- **Data records**
- - - - -
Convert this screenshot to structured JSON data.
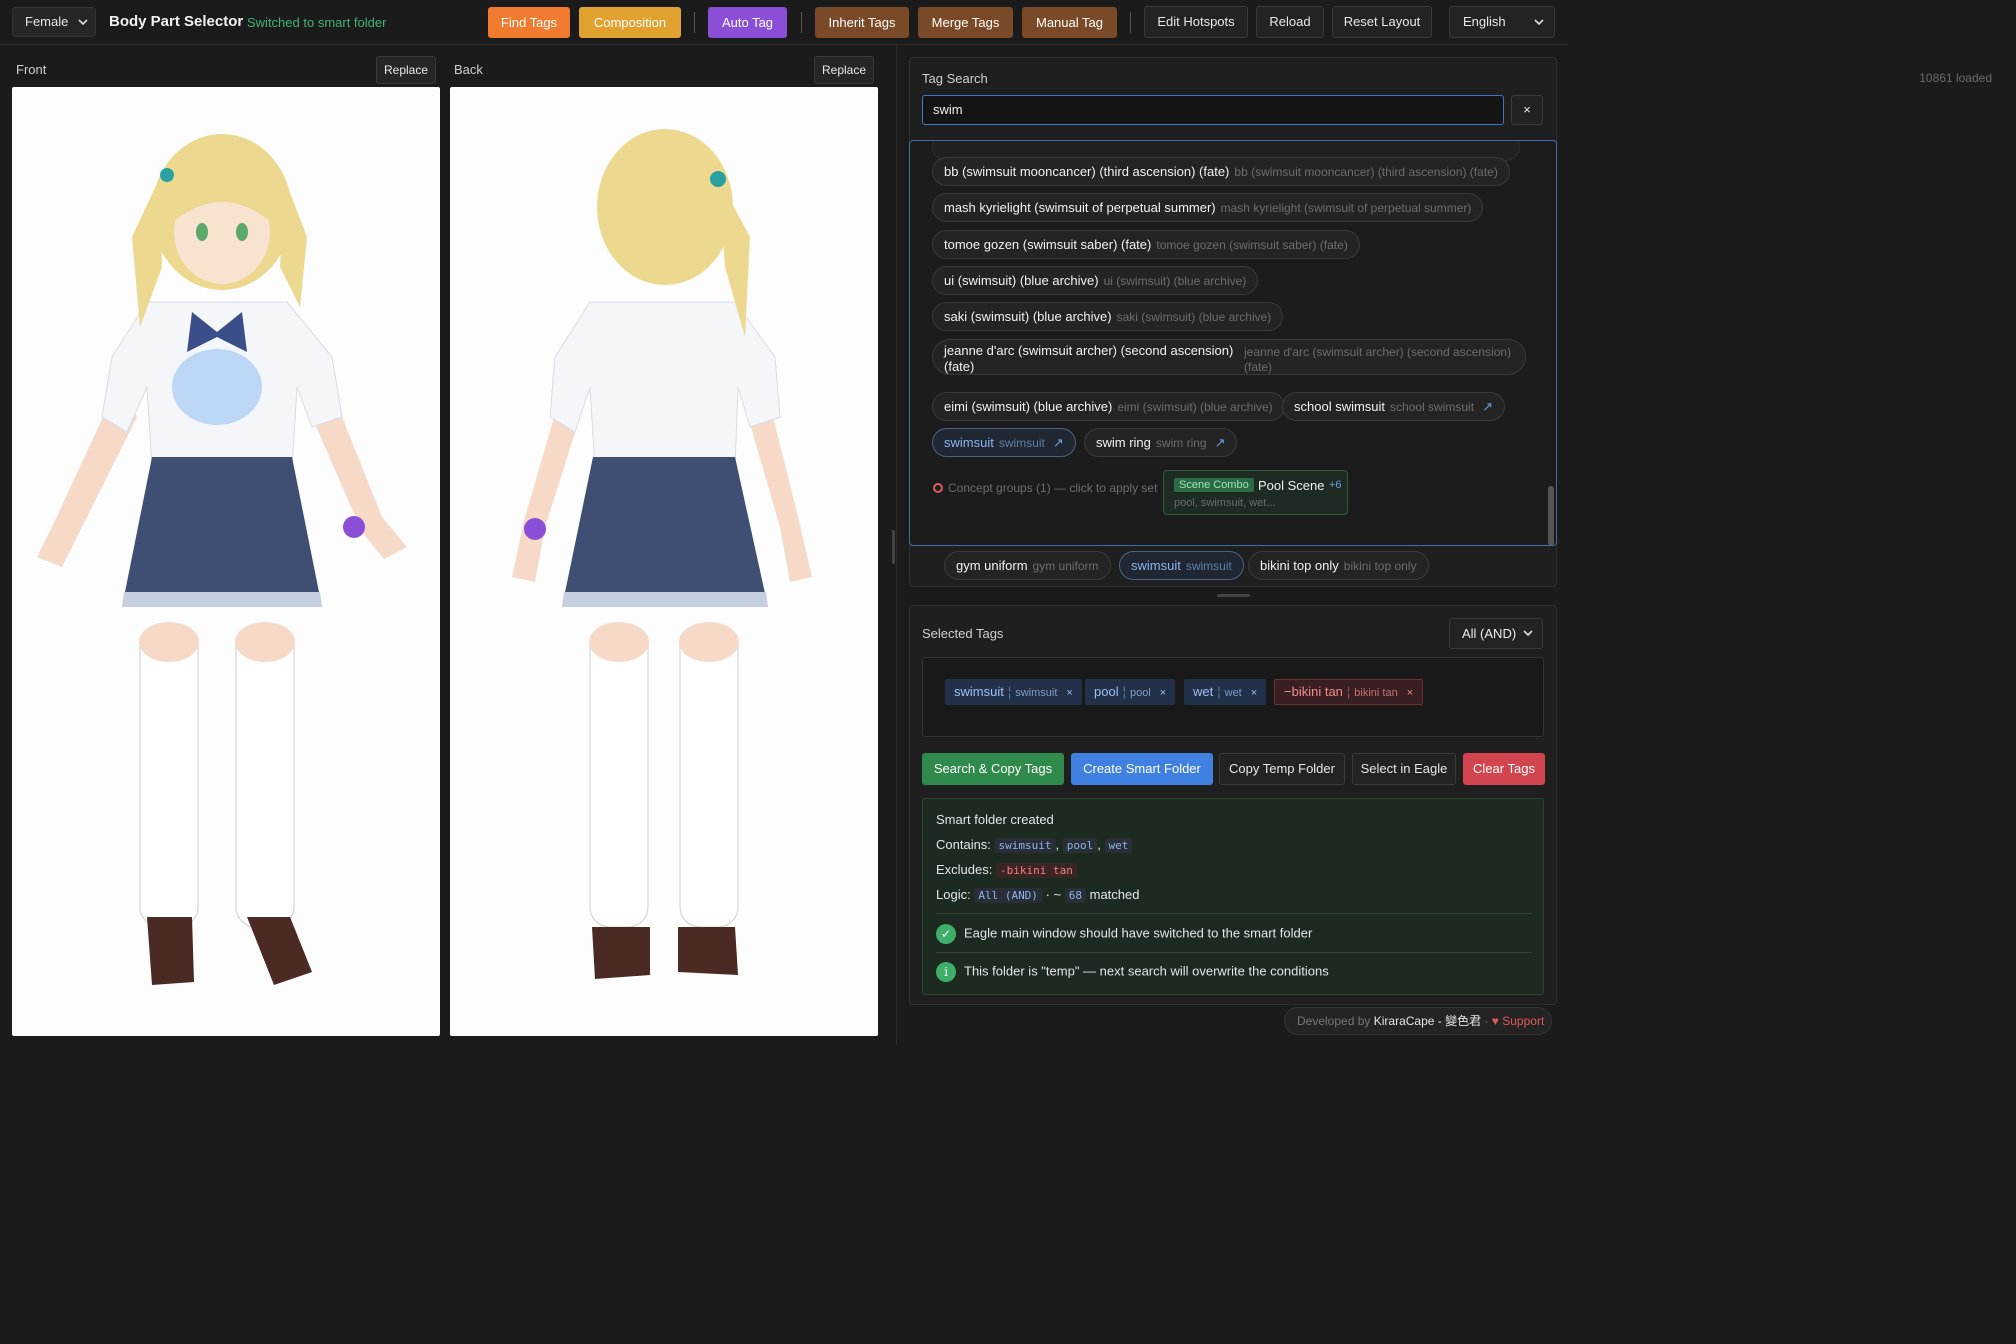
{
  "topbar": {
    "gender_value": "Female",
    "title": "Body Part Selector",
    "status": "Switched to smart folder",
    "actions": [
      {
        "label": "Find Tags",
        "color": "#f07a2e"
      },
      {
        "label": "Composition",
        "color": "#e0a12e"
      },
      {
        "label": "Auto Tag",
        "color": "#8a4fd6"
      },
      {
        "label": "Inherit Tags",
        "color": "#7a4a28"
      },
      {
        "label": "Merge Tags",
        "color": "#7a4a28"
      },
      {
        "label": "Manual Tag",
        "color": "#7a4a28"
      }
    ],
    "tools": [
      "Edit Hotspots",
      "Reload",
      "Reset Layout"
    ],
    "language": "English"
  },
  "views": {
    "front_label": "Front",
    "back_label": "Back",
    "replace_label": "Replace"
  },
  "tag_search": {
    "title": "Tag Search",
    "loaded": "10861 loaded",
    "query": "swim",
    "clear": "×",
    "results": [
      {
        "name": "bb (swimsuit mooncancer) (third ascension) (fate)",
        "alias": "bb (swimsuit mooncancer) (third ascension) (fate)"
      },
      {
        "name": "mash kyrielight (swimsuit of perpetual summer)",
        "alias": "mash kyrielight (swimsuit of perpetual summer)"
      },
      {
        "name": "tomoe gozen (swimsuit saber) (fate)",
        "alias": "tomoe gozen (swimsuit saber) (fate)"
      },
      {
        "name": "ui (swimsuit) (blue archive)",
        "alias": "ui (swimsuit) (blue archive)"
      },
      {
        "name": "saki (swimsuit) (blue archive)",
        "alias": "saki (swimsuit) (blue archive)"
      },
      {
        "name": "jeanne d'arc (swimsuit archer) (second ascension) (fate)",
        "alias": "jeanne d'arc (swimsuit archer) (second ascension) (fate)"
      },
      {
        "name": "eimi (swimsuit) (blue archive)",
        "alias": "eimi (swimsuit) (blue archive)"
      },
      {
        "name": "school swimsuit",
        "alias": "school swimsuit",
        "arrow": "↗"
      },
      {
        "name": "swimsuit",
        "alias": "swimsuit",
        "arrow": "↗"
      },
      {
        "name": "swim ring",
        "alias": "swim ring",
        "arrow": "↗"
      }
    ],
    "concept_groups": "Concept groups (1) — click to apply set",
    "combo": {
      "badge": "Scene Combo",
      "name": "Pool Scene",
      "more": "+6",
      "sub": "pool, swimsuit, wet..."
    },
    "suggestions": [
      {
        "name": "gym uniform",
        "alias": "gym uniform"
      },
      {
        "name": "swimsuit",
        "alias": "swimsuit"
      },
      {
        "name": "bikini top only",
        "alias": "bikini top only"
      }
    ]
  },
  "selected": {
    "title": "Selected Tags",
    "logic": "All (AND)",
    "tags": [
      {
        "name": "swimsuit",
        "alias": "swimsuit",
        "remove": "×"
      },
      {
        "name": "pool",
        "alias": "pool",
        "remove": "×"
      },
      {
        "name": "wet",
        "alias": "wet",
        "remove": "×"
      },
      {
        "name": "−bikini tan",
        "alias": "bikini tan",
        "remove": "×"
      }
    ],
    "buttons": {
      "search_copy": "Search & Copy Tags",
      "create_smart": "Create Smart Folder",
      "copy_temp": "Copy Temp Folder",
      "select_eagle": "Select in Eagle",
      "clear": "Clear Tags"
    }
  },
  "result": {
    "heading": "Smart folder created",
    "contains_label": "Contains:",
    "contains": [
      "swimsuit",
      "pool",
      "wet"
    ],
    "excludes_label": "Excludes:",
    "excludes": "-bikini tan",
    "logic_label": "Logic:",
    "logic_value": "All (AND)",
    "approx": "· ~",
    "count": "68",
    "matched": "matched",
    "note_ok": "Eagle main window should have switched to the smart folder",
    "note_info": "This folder is \"temp\" — next search will overwrite the conditions",
    "ok_icon": "✓",
    "info_icon": "i"
  },
  "footer": {
    "developed_by": "Developed by",
    "author": "KiraraCape - 變色君",
    "support": "♥ Support",
    "separator": "·"
  }
}
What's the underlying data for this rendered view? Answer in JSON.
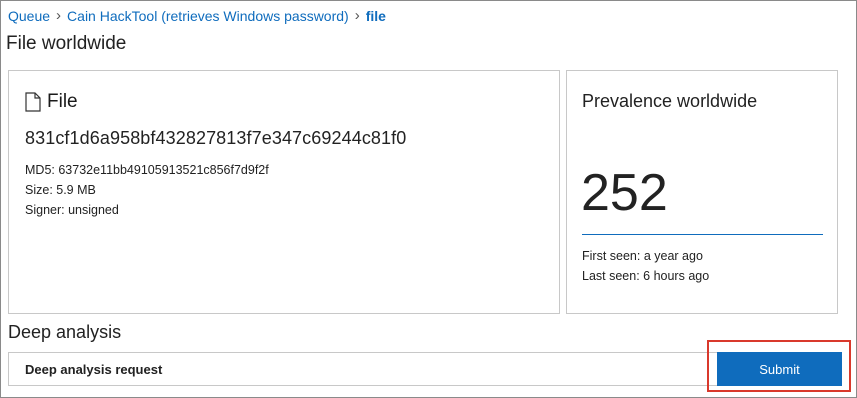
{
  "breadcrumb": {
    "items": [
      "Queue",
      "Cain HackTool (retrieves Windows password)"
    ],
    "current": "file"
  },
  "page_title": "File worldwide",
  "file_card": {
    "icon": "file-icon",
    "heading": "File",
    "hash": "831cf1d6a958bf432827813f7e347c69244c81f0",
    "md5": "MD5: 63732e11bb49105913521c856f7d9f2f",
    "size": "Size: 5.9 MB",
    "signer": "Signer: unsigned"
  },
  "prevalence_card": {
    "title": "Prevalence worldwide",
    "count": "252",
    "first_seen": "First seen: a year ago",
    "last_seen": "Last seen: 6 hours ago"
  },
  "deep_analysis": {
    "title": "Deep analysis",
    "request_label": "Deep analysis request",
    "submit_label": "Submit"
  },
  "colors": {
    "accent": "#0f6cbd",
    "highlight": "#d9392c"
  }
}
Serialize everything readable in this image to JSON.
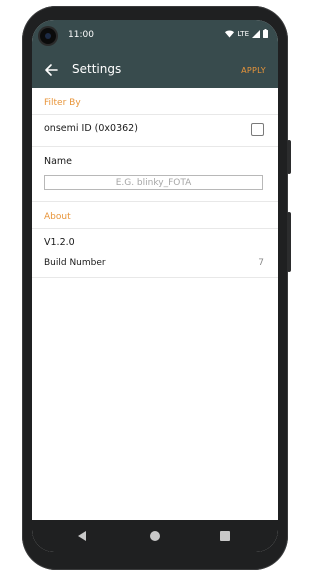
{
  "status_bar": {
    "time": "11:00",
    "network": "LTE"
  },
  "app_bar": {
    "title": "Settings",
    "apply_label": "APPLY"
  },
  "filter_by": {
    "header": "Filter By",
    "onsemi_id_label": "onsemi ID (0x0362)",
    "onsemi_id_checked": false,
    "name_label": "Name",
    "name_value": "",
    "name_placeholder": "E.G. blinky_FOTA"
  },
  "about": {
    "header": "About",
    "version": "V1.2.0",
    "build_number_label": "Build Number",
    "build_number_value": "7"
  },
  "colors": {
    "app_bar": "#384b4d",
    "accent": "#e8953a"
  }
}
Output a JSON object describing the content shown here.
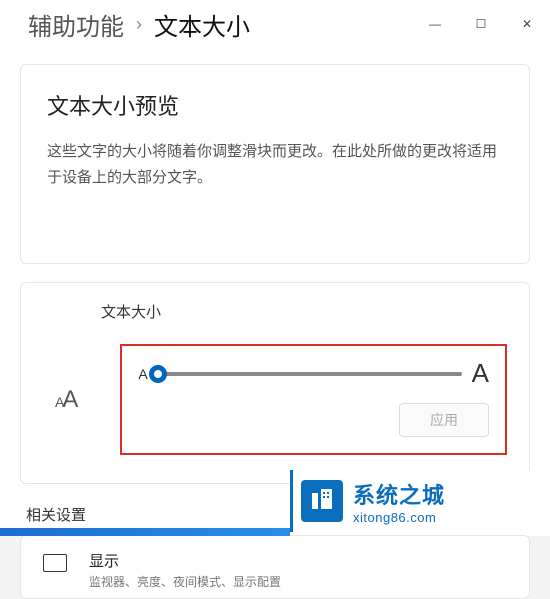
{
  "breadcrumb": {
    "parent": "辅助功能",
    "chevron": "›",
    "current": "文本大小"
  },
  "window_controls": {
    "minimize": "—",
    "maximize": "☐",
    "close": "✕"
  },
  "preview": {
    "title": "文本大小预览",
    "description": "这些文字的大小将随着你调整滑块而更改。在此处所做的更改将适用于设备上的大部分文字。"
  },
  "text_size": {
    "label": "文本大小",
    "icon_small": "A",
    "icon_large": "A",
    "slider_min_label": "A",
    "slider_max_label": "A",
    "apply_label": "应用"
  },
  "related": {
    "title": "相关设置",
    "display": {
      "title": "显示",
      "subtitle": "监视器、亮度、夜间模式、显示配置"
    }
  },
  "watermark": {
    "brand": "系统之城",
    "url": "xitong86.com"
  }
}
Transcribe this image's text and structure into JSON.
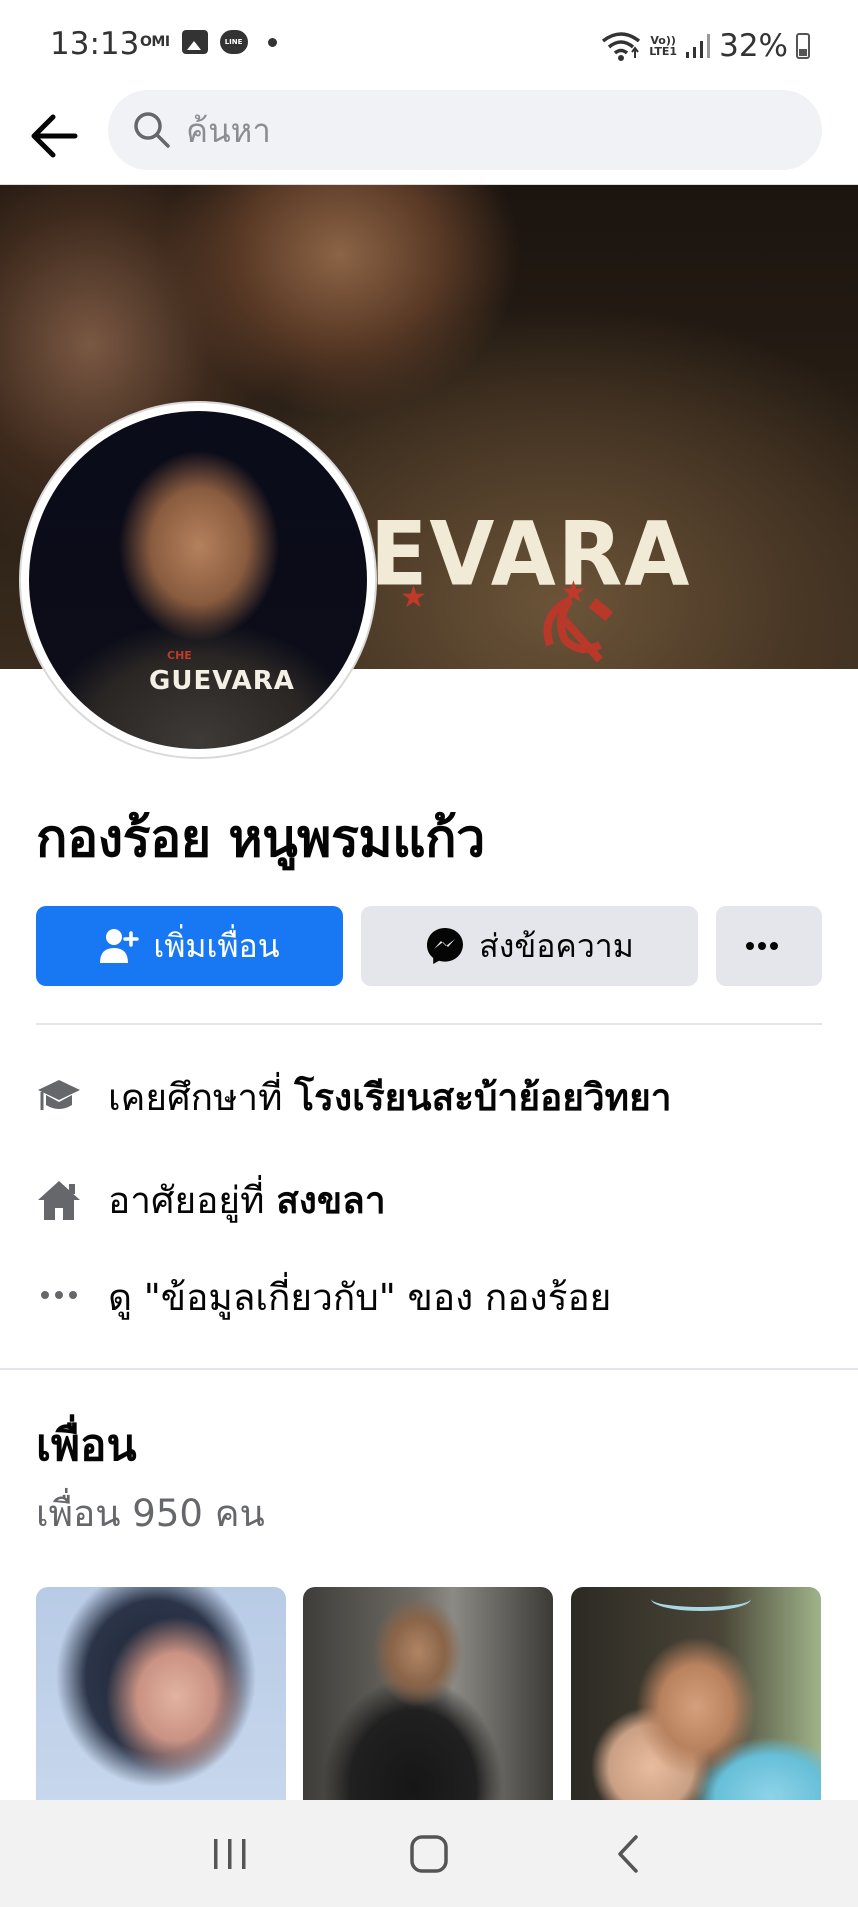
- - - - -
- **TASK GOAL**
Check each line above for "tomoe" and return the ones that have it.

- **RESPONSE TO THE EXERCISE**
        "name": "tomoe gozen (swimsuit saber) (fate)",
        "alias": "tomoe gozen (swimsuit saber) (fate)"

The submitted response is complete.